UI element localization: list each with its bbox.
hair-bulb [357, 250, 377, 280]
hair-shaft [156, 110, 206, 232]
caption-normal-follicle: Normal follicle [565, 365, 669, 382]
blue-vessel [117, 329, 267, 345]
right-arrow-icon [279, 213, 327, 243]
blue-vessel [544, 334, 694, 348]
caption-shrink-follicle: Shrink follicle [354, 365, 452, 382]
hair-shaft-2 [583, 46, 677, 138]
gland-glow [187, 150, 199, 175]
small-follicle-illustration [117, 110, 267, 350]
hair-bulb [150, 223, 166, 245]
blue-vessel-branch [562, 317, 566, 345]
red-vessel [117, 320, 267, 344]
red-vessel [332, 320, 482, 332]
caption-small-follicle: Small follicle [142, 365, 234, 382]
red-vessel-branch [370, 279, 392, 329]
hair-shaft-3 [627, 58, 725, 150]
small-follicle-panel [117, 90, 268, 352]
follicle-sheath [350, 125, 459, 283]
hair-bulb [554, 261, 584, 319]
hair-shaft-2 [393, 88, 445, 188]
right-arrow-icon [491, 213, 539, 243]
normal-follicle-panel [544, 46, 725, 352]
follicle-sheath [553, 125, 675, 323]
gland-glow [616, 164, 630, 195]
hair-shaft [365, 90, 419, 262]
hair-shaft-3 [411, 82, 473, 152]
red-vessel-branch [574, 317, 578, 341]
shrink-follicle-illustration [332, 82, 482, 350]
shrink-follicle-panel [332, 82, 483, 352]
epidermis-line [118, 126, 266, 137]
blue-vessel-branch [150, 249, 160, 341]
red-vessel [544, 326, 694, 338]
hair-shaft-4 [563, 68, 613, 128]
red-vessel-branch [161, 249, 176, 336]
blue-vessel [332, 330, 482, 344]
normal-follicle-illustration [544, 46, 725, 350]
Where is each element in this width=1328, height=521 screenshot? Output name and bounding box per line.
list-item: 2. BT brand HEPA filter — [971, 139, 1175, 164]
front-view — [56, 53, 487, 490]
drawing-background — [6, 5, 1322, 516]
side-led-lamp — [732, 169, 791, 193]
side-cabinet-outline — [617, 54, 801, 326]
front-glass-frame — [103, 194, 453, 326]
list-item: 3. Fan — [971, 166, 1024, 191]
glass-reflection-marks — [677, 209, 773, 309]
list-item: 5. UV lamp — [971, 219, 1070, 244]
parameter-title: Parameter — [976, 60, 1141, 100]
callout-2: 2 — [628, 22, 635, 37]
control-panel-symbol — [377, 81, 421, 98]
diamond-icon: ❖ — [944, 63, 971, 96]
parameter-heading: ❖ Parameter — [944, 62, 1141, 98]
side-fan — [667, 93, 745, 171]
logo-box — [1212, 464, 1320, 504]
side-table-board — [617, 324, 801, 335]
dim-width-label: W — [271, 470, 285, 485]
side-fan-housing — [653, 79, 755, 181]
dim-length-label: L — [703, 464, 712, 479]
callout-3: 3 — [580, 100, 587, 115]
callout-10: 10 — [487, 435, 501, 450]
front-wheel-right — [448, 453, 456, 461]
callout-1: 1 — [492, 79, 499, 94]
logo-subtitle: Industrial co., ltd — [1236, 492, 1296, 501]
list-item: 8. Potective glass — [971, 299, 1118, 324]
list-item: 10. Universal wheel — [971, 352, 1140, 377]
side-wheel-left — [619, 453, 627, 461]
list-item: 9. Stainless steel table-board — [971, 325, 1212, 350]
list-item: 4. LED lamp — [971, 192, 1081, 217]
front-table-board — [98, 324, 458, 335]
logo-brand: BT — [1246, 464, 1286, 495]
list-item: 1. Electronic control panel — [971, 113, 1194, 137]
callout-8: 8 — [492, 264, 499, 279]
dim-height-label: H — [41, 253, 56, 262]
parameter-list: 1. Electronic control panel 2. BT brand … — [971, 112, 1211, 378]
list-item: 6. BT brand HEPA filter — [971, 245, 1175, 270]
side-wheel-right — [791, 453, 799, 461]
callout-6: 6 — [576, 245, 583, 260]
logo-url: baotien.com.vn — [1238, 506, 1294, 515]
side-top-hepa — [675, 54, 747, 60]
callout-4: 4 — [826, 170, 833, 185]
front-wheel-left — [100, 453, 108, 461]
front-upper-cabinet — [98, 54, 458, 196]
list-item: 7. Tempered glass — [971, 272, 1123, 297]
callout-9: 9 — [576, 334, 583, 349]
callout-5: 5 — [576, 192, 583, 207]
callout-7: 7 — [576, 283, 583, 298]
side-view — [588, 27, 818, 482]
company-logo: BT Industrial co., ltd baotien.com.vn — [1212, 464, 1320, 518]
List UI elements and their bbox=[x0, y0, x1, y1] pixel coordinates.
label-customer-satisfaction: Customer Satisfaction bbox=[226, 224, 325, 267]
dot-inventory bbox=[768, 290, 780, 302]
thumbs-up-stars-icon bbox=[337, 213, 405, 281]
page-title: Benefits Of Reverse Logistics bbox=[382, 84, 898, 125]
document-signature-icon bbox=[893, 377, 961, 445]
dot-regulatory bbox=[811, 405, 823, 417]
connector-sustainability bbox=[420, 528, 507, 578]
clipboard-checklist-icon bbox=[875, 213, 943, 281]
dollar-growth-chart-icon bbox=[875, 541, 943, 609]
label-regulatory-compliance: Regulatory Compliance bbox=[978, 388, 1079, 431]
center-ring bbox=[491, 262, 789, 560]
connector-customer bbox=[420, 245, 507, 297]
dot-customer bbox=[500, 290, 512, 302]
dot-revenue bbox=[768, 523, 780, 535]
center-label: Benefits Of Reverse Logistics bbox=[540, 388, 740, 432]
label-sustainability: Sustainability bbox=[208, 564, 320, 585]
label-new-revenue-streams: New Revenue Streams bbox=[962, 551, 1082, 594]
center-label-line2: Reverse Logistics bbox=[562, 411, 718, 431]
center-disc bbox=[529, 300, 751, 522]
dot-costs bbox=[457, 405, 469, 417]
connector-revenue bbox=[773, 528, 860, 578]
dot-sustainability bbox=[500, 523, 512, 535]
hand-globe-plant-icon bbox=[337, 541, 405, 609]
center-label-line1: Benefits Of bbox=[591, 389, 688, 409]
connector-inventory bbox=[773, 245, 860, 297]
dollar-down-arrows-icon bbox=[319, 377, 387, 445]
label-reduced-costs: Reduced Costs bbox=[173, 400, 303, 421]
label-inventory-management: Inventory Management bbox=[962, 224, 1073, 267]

☆ ☆ ☆ ☆ ☆ ☆ ☆

**Task requirements**
Copy out every line of the records above, without changing anything.

**Exercise solution**
UI element localization: list each with its bbox.
hair-bulb [357, 250, 377, 280]
hair-shaft [156, 110, 206, 232]
caption-normal-follicle: Normal follicle [565, 365, 669, 382]
blue-vessel [117, 329, 267, 345]
right-arrow-icon [279, 213, 327, 243]
blue-vessel [544, 334, 694, 348]
caption-shrink-follicle: Shrink follicle [354, 365, 452, 382]
hair-shaft-2 [583, 46, 677, 138]
gland-glow [187, 150, 199, 175]
small-follicle-illustration [117, 110, 267, 350]
hair-bulb [150, 223, 166, 245]
blue-vessel-branch [562, 317, 566, 345]
red-vessel [117, 320, 267, 344]
red-vessel [332, 320, 482, 332]
caption-small-follicle: Small follicle [142, 365, 234, 382]
red-vessel-branch [370, 279, 392, 329]
hair-shaft-3 [627, 58, 725, 150]
small-follicle-panel [117, 90, 268, 352]
follicle-sheath [350, 125, 459, 283]
hair-bulb [554, 261, 584, 319]
hair-shaft-2 [393, 88, 445, 188]
right-arrow-icon [491, 213, 539, 243]
normal-follicle-panel [544, 46, 725, 352]
follicle-sheath [553, 125, 675, 323]
gland-glow [616, 164, 630, 195]
hair-shaft [365, 90, 419, 262]
hair-shaft-3 [411, 82, 473, 152]
red-vessel-branch [574, 317, 578, 341]
shrink-follicle-illustration [332, 82, 482, 350]
shrink-follicle-panel [332, 82, 483, 352]
epidermis-line [118, 126, 266, 137]
blue-vessel-branch [150, 249, 160, 341]
red-vessel [544, 326, 694, 338]
hair-shaft-4 [563, 68, 613, 128]
red-vessel-branch [161, 249, 176, 336]
blue-vessel [332, 330, 482, 344]
normal-follicle-illustration [544, 46, 725, 350]
Where is each element in this width=1328, height=521 screenshot? Output name and bounding box per line.
list-item: 2. BT brand HEPA filter — [971, 139, 1175, 164]
front-view — [56, 53, 487, 490]
drawing-background — [6, 5, 1322, 516]
side-led-lamp — [732, 169, 791, 193]
side-cabinet-outline — [617, 54, 801, 326]
front-glass-frame — [103, 194, 453, 326]
list-item: 3. Fan — [971, 166, 1024, 191]
glass-reflection-marks — [677, 209, 773, 309]
list-item: 5. UV lamp — [971, 219, 1070, 244]
parameter-title: Parameter — [976, 60, 1141, 100]
callout-2: 2 — [628, 22, 635, 37]
control-panel-symbol — [377, 81, 421, 98]
diamond-icon: ❖ — [944, 63, 971, 96]
parameter-heading: ❖ Parameter — [944, 62, 1141, 98]
side-fan — [667, 93, 745, 171]
logo-box — [1212, 464, 1320, 504]
side-table-board — [617, 324, 801, 335]
dim-width-label: W — [271, 470, 285, 485]
side-fan-housing — [653, 79, 755, 181]
dim-length-label: L — [703, 464, 712, 479]
callout-3: 3 — [580, 100, 587, 115]
callout-10: 10 — [487, 435, 501, 450]
front-wheel-right — [448, 453, 456, 461]
callout-1: 1 — [492, 79, 499, 94]
logo-subtitle: Industrial co., ltd — [1236, 492, 1296, 501]
list-item: 8. Potective glass — [971, 299, 1118, 324]
list-item: 10. Universal wheel — [971, 352, 1140, 377]
side-wheel-left — [619, 453, 627, 461]
list-item: 9. Stainless steel table-board — [971, 325, 1212, 350]
list-item: 4. LED lamp — [971, 192, 1081, 217]
front-table-board — [98, 324, 458, 335]
logo-brand: BT — [1246, 464, 1286, 495]
list-item: 1. Electronic control panel — [971, 113, 1194, 137]
callout-8: 8 — [492, 264, 499, 279]
dim-height-label: H — [41, 253, 56, 262]
parameter-list: 1. Electronic control panel 2. BT brand … — [971, 112, 1211, 378]
list-item: 6. BT brand HEPA filter — [971, 245, 1175, 270]
side-wheel-right — [791, 453, 799, 461]
callout-6: 6 — [576, 245, 583, 260]
logo-url: baotien.com.vn — [1238, 506, 1294, 515]
side-top-hepa — [675, 54, 747, 60]
callout-4: 4 — [826, 170, 833, 185]
front-wheel-left — [100, 453, 108, 461]
front-upper-cabinet — [98, 54, 458, 196]
list-item: 7. Tempered glass — [971, 272, 1123, 297]
callout-9: 9 — [576, 334, 583, 349]
callout-5: 5 — [576, 192, 583, 207]
callout-7: 7 — [576, 283, 583, 298]
side-view — [588, 27, 818, 482]
company-logo: BT Industrial co., ltd baotien.com.vn — [1212, 464, 1320, 518]
List UI elements and their bbox=[x0, y0, x1, y1] pixel coordinates.
label-customer-satisfaction: Customer Satisfaction bbox=[226, 224, 325, 267]
dot-inventory bbox=[768, 290, 780, 302]
thumbs-up-stars-icon bbox=[337, 213, 405, 281]
page-title: Benefits Of Reverse Logistics bbox=[382, 84, 898, 125]
document-signature-icon bbox=[893, 377, 961, 445]
dot-regulatory bbox=[811, 405, 823, 417]
connector-sustainability bbox=[420, 528, 507, 578]
clipboard-checklist-icon bbox=[875, 213, 943, 281]
dollar-growth-chart-icon bbox=[875, 541, 943, 609]
label-regulatory-compliance: Regulatory Compliance bbox=[978, 388, 1079, 431]
center-ring bbox=[491, 262, 789, 560]
connector-customer bbox=[420, 245, 507, 297]
dot-customer bbox=[500, 290, 512, 302]
dot-revenue bbox=[768, 523, 780, 535]
center-label: Benefits Of Reverse Logistics bbox=[540, 388, 740, 432]
label-sustainability: Sustainability bbox=[208, 564, 320, 585]
label-new-revenue-streams: New Revenue Streams bbox=[962, 551, 1082, 594]
center-label-line2: Reverse Logistics bbox=[562, 411, 718, 431]
center-disc bbox=[529, 300, 751, 522]
dot-costs bbox=[457, 405, 469, 417]
connector-revenue bbox=[773, 528, 860, 578]
dot-sustainability bbox=[500, 523, 512, 535]
hand-globe-plant-icon bbox=[337, 541, 405, 609]
center-label-line1: Benefits Of bbox=[591, 389, 688, 409]
connector-inventory bbox=[773, 245, 860, 297]
dollar-down-arrows-icon bbox=[319, 377, 387, 445]
label-reduced-costs: Reduced Costs bbox=[173, 400, 303, 421]
label-inventory-management: Inventory Management bbox=[962, 224, 1073, 267]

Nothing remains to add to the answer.